- GIVEN INSTRUCTION -
All of the listing below must be repeated word for word. Pictures are the only thing to omit.
===== MATERIALS PROVIDED =====
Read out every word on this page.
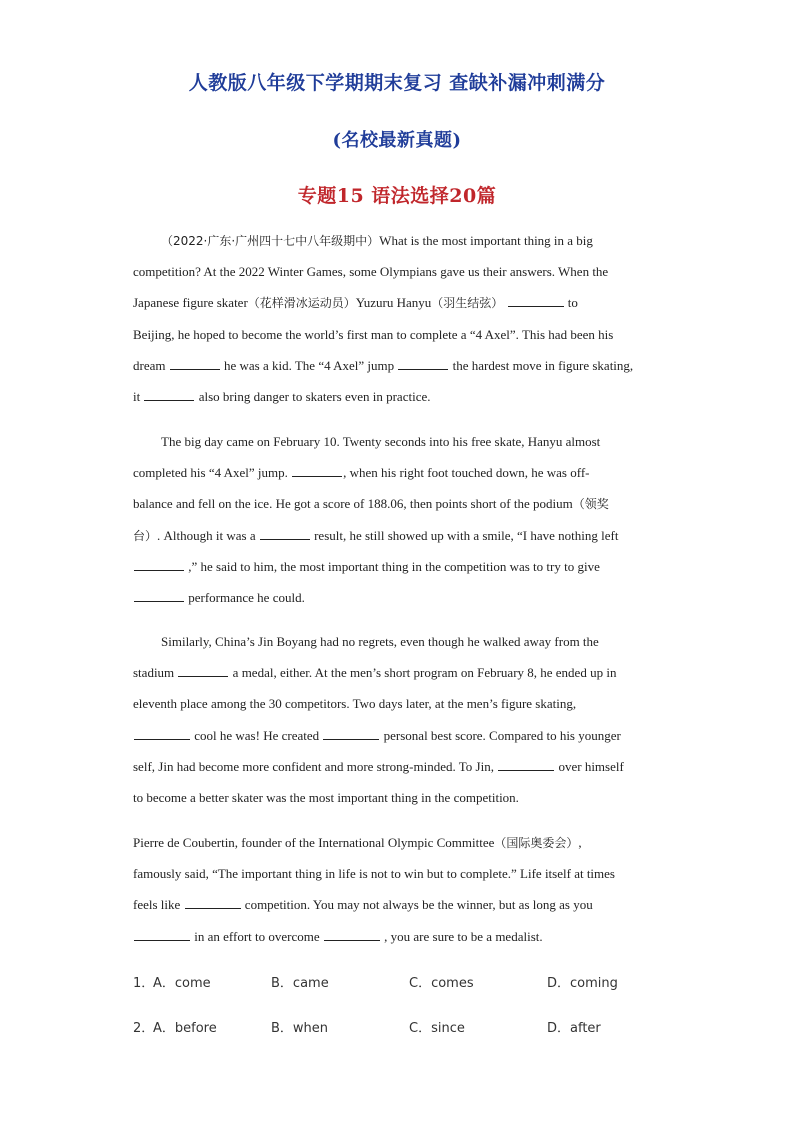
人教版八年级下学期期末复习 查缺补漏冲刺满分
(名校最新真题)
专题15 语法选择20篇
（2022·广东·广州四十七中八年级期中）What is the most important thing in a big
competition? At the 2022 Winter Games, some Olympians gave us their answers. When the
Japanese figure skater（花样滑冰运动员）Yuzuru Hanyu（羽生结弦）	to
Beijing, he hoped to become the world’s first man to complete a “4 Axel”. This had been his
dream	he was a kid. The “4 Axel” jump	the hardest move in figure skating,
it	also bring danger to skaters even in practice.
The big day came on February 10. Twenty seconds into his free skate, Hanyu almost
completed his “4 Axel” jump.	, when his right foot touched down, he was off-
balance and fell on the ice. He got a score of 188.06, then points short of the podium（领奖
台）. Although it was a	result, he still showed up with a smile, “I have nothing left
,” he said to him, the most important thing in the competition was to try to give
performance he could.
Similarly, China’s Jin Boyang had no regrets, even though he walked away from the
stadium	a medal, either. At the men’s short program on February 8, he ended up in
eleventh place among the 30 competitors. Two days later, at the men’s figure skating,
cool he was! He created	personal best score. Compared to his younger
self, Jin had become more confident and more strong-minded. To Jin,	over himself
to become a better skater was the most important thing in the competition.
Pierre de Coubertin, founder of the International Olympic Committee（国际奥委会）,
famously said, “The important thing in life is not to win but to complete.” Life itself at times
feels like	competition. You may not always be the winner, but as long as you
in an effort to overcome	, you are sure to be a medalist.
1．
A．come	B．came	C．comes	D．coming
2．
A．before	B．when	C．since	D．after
=====
- EXERCISE RESPONSE -
Read out every word on this page.
人教版八年级下学期期末复习 查缺补漏冲刺满分
(名校最新真题)
专题15 语法选择20篇
（2022·广东·广州四十七中八年级期中）What is the most important thing in a big
competition? At the 2022 Winter Games, some Olympians gave us their answers. When the
Japanese figure skater（花样滑冰运动员）Yuzuru Hanyu（羽生结弦）	to
Beijing, he hoped to become the world’s first man to complete a “4 Axel”. This had been his
dream	he was a kid. The “4 Axel” jump	the hardest move in figure skating,
it	also bring danger to skaters even in practice.
The big day came on February 10. Twenty seconds into his free skate, Hanyu almost
completed his “4 Axel” jump.	, when his right foot touched down, he was off-
balance and fell on the ice. He got a score of 188.06, then points short of the podium（领奖
台）. Although it was a	result, he still showed up with a smile, “I have nothing left
,” he said to him, the most important thing in the competition was to try to give
performance he could.
Similarly, China’s Jin Boyang had no regrets, even though he walked away from the
stadium	a medal, either. At the men’s short program on February 8, he ended up in
eleventh place among the 30 competitors. Two days later, at the men’s figure skating,
cool he was! He created	personal best score. Compared to his younger
self, Jin had become more confident and more strong-minded. To Jin,	over himself
to become a better skater was the most important thing in the competition.
Pierre de Coubertin, founder of the International Olympic Committee（国际奥委会）,
famously said, “The important thing in life is not to win but to complete.” Life itself at times
feels like	competition. You may not always be the winner, but as long as you
in an effort to overcome	, you are sure to be a medalist.
1．
A．come	B．came	C．comes	D．coming
2．
A．before	B．when	C．since	D．after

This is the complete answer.